— ASSIGNMENT —
Among the entries that follow, how many lines contain the string "document"? Write the number alone.
THE DATA: Begin
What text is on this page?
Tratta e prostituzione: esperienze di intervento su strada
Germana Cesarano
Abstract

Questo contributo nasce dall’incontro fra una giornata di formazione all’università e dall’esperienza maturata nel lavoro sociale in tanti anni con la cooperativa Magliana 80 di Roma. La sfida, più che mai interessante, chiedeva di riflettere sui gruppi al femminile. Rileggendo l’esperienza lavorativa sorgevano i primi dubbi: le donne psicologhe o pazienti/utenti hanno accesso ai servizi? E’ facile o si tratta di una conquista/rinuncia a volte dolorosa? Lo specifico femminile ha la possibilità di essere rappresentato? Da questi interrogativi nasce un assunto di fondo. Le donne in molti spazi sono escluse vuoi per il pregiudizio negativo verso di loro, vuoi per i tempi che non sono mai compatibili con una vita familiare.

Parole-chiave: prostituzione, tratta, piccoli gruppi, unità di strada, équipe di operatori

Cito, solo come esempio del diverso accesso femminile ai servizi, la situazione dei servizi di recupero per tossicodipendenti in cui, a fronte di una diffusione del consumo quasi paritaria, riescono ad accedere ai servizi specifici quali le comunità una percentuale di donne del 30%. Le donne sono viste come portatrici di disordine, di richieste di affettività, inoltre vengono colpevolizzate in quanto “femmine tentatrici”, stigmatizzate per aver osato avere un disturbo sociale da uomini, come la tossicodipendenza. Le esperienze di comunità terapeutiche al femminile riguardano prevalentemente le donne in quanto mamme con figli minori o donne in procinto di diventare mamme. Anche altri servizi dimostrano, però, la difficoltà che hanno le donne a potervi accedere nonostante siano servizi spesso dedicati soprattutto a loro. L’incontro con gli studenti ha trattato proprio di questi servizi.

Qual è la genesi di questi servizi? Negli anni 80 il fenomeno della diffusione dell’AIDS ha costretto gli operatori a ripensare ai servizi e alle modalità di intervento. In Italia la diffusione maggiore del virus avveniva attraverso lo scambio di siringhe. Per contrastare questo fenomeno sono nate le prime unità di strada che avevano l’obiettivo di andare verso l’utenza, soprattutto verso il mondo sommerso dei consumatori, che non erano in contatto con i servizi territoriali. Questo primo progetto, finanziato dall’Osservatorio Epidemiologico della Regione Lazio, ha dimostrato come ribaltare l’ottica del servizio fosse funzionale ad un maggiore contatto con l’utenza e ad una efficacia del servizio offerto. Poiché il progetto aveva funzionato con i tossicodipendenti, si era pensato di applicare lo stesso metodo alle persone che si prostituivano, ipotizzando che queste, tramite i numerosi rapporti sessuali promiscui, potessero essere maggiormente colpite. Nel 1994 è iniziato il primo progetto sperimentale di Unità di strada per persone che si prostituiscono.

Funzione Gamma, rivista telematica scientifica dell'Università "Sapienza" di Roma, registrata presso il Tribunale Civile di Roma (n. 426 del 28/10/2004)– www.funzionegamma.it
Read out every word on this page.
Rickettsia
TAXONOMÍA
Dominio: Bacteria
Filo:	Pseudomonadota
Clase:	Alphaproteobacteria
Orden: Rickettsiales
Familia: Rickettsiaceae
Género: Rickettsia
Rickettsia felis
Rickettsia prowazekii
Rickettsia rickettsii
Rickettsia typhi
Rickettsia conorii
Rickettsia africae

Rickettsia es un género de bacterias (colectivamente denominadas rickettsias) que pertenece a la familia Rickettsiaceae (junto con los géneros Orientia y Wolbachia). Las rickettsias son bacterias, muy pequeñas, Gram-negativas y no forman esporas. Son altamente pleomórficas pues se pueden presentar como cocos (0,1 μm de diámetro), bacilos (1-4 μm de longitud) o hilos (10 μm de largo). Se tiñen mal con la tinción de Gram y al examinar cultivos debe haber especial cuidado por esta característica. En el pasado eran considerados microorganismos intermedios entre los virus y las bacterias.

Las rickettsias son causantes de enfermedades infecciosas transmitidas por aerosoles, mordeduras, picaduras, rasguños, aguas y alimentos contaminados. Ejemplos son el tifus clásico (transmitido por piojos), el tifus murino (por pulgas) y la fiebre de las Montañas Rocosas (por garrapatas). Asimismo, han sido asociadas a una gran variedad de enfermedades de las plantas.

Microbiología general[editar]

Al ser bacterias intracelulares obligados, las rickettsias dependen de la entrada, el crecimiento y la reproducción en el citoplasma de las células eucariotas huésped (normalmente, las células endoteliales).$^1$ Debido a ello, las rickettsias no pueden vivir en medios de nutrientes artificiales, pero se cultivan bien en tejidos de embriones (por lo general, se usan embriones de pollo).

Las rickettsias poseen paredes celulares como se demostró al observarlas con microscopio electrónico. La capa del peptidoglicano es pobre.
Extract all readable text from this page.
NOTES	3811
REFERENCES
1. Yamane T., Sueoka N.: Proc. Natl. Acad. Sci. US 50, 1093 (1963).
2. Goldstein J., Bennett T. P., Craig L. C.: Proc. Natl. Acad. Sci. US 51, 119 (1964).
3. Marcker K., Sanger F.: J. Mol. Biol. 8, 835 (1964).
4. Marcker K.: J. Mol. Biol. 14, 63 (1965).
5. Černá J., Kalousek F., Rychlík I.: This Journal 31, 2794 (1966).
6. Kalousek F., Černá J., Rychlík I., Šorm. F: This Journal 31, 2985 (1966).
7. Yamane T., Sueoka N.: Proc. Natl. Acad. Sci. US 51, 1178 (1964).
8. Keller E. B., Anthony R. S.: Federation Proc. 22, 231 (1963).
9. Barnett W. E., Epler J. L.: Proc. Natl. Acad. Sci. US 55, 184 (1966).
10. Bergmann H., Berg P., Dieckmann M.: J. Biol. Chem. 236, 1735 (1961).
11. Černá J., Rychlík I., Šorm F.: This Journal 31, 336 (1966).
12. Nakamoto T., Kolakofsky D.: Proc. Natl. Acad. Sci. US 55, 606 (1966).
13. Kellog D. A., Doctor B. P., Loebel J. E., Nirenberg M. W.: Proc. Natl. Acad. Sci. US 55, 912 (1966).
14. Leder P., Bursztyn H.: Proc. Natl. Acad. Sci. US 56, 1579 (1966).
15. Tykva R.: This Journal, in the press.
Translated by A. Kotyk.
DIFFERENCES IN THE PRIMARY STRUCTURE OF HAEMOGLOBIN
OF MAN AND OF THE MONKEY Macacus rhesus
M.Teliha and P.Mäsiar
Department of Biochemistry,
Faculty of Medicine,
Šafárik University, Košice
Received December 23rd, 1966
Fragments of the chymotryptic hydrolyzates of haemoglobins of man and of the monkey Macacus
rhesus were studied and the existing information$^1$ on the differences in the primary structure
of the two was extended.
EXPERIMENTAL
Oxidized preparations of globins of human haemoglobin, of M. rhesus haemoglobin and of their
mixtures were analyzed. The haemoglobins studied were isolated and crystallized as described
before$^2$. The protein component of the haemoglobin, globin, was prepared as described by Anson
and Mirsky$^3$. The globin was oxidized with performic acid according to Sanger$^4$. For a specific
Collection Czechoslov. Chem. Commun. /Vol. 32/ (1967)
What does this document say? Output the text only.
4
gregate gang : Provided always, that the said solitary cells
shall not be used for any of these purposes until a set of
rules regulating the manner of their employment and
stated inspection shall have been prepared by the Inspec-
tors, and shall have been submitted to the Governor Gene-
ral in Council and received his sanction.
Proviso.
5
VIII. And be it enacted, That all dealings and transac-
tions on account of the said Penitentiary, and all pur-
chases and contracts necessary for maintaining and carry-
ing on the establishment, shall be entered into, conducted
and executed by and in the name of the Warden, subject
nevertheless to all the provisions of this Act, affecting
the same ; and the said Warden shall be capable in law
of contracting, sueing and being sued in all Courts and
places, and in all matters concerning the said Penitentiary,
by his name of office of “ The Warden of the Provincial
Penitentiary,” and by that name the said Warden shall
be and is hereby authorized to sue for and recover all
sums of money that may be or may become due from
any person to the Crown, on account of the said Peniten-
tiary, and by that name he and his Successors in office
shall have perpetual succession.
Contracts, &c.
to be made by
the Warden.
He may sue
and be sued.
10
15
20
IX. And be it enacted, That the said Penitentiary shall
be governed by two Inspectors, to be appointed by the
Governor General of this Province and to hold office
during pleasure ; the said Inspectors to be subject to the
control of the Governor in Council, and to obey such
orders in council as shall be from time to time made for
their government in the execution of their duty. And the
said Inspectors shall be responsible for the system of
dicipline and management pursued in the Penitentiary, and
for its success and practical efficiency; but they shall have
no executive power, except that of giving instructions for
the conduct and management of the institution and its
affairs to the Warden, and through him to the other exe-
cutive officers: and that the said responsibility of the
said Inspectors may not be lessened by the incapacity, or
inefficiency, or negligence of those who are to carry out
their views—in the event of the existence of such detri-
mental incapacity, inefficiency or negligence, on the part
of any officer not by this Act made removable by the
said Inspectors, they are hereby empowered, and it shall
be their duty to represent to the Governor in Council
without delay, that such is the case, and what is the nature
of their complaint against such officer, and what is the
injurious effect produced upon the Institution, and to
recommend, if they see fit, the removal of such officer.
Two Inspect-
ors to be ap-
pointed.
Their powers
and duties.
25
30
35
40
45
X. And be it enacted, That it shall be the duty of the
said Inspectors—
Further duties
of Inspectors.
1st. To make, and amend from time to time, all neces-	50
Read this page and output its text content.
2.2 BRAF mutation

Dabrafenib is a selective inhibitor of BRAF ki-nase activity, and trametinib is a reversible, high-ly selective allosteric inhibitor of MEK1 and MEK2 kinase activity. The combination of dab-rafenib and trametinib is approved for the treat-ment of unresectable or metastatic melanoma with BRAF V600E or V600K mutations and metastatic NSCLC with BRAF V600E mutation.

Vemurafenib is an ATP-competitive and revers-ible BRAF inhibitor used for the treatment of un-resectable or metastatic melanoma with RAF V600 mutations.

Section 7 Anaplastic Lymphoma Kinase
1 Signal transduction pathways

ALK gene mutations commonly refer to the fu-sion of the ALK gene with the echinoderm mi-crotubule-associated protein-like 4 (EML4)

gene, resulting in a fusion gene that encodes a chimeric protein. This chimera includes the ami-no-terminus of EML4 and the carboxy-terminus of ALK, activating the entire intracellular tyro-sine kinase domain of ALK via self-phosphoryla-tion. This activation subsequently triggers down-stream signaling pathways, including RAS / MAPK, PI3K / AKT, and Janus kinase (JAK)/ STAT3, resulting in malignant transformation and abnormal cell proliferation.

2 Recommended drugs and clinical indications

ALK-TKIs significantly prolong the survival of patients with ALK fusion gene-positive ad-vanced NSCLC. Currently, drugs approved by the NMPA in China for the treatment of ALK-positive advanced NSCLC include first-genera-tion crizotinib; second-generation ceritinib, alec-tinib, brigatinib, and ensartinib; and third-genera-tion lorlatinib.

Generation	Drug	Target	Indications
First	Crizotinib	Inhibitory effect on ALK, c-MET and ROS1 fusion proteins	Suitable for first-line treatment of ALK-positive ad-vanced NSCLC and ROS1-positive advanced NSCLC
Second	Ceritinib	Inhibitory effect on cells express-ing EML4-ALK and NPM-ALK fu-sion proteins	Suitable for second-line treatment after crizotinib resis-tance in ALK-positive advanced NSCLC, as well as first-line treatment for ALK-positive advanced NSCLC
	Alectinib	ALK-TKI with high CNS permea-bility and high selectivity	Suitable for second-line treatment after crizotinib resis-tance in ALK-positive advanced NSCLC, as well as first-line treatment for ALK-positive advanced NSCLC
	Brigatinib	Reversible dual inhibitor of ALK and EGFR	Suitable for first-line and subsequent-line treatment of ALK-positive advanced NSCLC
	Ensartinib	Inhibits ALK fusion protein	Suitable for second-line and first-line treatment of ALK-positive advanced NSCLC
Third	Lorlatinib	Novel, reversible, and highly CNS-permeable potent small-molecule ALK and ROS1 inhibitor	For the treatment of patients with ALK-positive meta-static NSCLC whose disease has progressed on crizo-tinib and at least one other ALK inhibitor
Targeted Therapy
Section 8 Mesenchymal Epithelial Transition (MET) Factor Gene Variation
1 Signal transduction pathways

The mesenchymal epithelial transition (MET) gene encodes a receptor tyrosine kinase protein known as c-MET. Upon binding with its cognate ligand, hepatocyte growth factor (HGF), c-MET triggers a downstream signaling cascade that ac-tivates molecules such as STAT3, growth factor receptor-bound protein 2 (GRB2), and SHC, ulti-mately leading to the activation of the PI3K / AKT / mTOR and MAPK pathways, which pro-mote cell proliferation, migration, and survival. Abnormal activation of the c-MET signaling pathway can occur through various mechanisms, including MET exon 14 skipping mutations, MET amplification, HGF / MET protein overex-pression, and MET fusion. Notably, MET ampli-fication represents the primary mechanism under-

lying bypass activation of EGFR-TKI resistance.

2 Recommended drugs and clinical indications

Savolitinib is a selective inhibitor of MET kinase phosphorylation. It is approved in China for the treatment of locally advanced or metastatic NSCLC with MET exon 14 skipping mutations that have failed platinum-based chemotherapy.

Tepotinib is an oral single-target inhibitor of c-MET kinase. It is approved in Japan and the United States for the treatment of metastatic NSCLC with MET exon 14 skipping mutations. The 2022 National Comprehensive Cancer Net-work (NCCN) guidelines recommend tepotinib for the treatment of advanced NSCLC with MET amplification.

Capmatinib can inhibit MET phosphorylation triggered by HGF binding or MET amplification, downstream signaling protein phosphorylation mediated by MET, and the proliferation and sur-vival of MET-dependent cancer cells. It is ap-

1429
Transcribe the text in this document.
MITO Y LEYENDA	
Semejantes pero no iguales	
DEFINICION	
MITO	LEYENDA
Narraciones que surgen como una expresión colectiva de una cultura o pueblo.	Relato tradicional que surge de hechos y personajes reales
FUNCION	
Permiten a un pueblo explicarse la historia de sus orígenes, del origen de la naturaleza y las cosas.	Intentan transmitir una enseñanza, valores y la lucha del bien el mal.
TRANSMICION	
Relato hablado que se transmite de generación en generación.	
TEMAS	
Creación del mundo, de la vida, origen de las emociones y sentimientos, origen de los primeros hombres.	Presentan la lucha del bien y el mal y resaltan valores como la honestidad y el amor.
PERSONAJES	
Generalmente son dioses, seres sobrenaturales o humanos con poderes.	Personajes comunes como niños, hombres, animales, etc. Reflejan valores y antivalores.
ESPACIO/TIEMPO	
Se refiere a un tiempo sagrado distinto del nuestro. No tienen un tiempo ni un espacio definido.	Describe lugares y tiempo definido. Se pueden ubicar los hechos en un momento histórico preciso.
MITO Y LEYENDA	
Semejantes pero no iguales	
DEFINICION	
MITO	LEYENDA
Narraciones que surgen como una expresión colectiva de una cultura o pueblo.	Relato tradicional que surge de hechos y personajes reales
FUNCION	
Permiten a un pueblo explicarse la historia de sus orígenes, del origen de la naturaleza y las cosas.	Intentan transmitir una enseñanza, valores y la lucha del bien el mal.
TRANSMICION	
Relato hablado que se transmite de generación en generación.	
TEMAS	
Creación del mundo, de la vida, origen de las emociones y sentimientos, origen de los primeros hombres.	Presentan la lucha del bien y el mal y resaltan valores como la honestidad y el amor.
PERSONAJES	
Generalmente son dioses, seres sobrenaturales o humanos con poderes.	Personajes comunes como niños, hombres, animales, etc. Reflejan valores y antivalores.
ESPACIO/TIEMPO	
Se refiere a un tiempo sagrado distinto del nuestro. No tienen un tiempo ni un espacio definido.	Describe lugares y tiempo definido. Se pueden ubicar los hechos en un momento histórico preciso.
THE DATA: End
— SOLUTION BELOW —
2